(Dataset entries on figures)
################

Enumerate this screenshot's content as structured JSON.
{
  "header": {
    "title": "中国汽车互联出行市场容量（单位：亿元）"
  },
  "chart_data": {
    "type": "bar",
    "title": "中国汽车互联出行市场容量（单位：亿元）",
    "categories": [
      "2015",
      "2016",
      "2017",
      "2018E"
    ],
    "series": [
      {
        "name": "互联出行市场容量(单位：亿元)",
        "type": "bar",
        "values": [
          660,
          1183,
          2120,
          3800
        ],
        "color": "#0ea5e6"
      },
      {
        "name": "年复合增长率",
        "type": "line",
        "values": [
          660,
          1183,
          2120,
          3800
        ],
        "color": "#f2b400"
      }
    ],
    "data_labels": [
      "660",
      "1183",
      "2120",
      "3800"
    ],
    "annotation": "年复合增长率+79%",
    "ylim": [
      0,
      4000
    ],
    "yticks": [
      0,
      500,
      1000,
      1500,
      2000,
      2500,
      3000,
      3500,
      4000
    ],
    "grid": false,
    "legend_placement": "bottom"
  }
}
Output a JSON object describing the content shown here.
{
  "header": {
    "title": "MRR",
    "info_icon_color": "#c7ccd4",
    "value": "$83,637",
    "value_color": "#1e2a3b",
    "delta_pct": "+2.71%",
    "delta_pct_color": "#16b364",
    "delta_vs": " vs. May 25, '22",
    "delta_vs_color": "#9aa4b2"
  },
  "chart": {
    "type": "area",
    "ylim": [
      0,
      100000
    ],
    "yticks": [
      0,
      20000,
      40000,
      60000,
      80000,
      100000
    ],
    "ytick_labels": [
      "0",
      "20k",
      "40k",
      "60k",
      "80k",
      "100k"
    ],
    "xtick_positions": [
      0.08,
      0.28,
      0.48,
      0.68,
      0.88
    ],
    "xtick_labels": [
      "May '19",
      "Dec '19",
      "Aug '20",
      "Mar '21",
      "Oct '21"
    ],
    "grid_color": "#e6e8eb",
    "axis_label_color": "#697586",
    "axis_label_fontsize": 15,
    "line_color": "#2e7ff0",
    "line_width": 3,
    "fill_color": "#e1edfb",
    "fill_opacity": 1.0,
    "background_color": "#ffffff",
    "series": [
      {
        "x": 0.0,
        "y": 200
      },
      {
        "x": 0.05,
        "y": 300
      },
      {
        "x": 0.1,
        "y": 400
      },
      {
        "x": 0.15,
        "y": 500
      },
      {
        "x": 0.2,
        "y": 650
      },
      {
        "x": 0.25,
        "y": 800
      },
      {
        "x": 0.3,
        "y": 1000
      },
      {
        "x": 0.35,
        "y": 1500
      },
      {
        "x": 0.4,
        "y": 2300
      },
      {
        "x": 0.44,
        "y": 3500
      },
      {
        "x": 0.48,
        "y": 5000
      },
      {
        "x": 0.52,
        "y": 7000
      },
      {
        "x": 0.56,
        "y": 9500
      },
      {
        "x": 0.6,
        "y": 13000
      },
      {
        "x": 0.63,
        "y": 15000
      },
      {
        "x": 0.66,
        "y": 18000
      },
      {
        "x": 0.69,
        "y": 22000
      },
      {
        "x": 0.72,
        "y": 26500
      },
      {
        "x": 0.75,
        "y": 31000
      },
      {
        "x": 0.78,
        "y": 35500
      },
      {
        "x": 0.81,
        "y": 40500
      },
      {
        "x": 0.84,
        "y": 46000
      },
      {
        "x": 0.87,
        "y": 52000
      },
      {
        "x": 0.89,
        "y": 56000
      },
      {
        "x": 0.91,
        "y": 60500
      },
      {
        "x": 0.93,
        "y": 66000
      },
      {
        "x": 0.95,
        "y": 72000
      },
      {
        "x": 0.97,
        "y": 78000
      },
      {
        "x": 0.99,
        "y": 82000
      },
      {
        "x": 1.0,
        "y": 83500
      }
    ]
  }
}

################

*Problem requirements:* Go through the entries above and pull out each line with "content" in it.

*Answer for the task:*
Enumerate this screenshot's content as structured JSON.
Output a JSON object describing the content shown here.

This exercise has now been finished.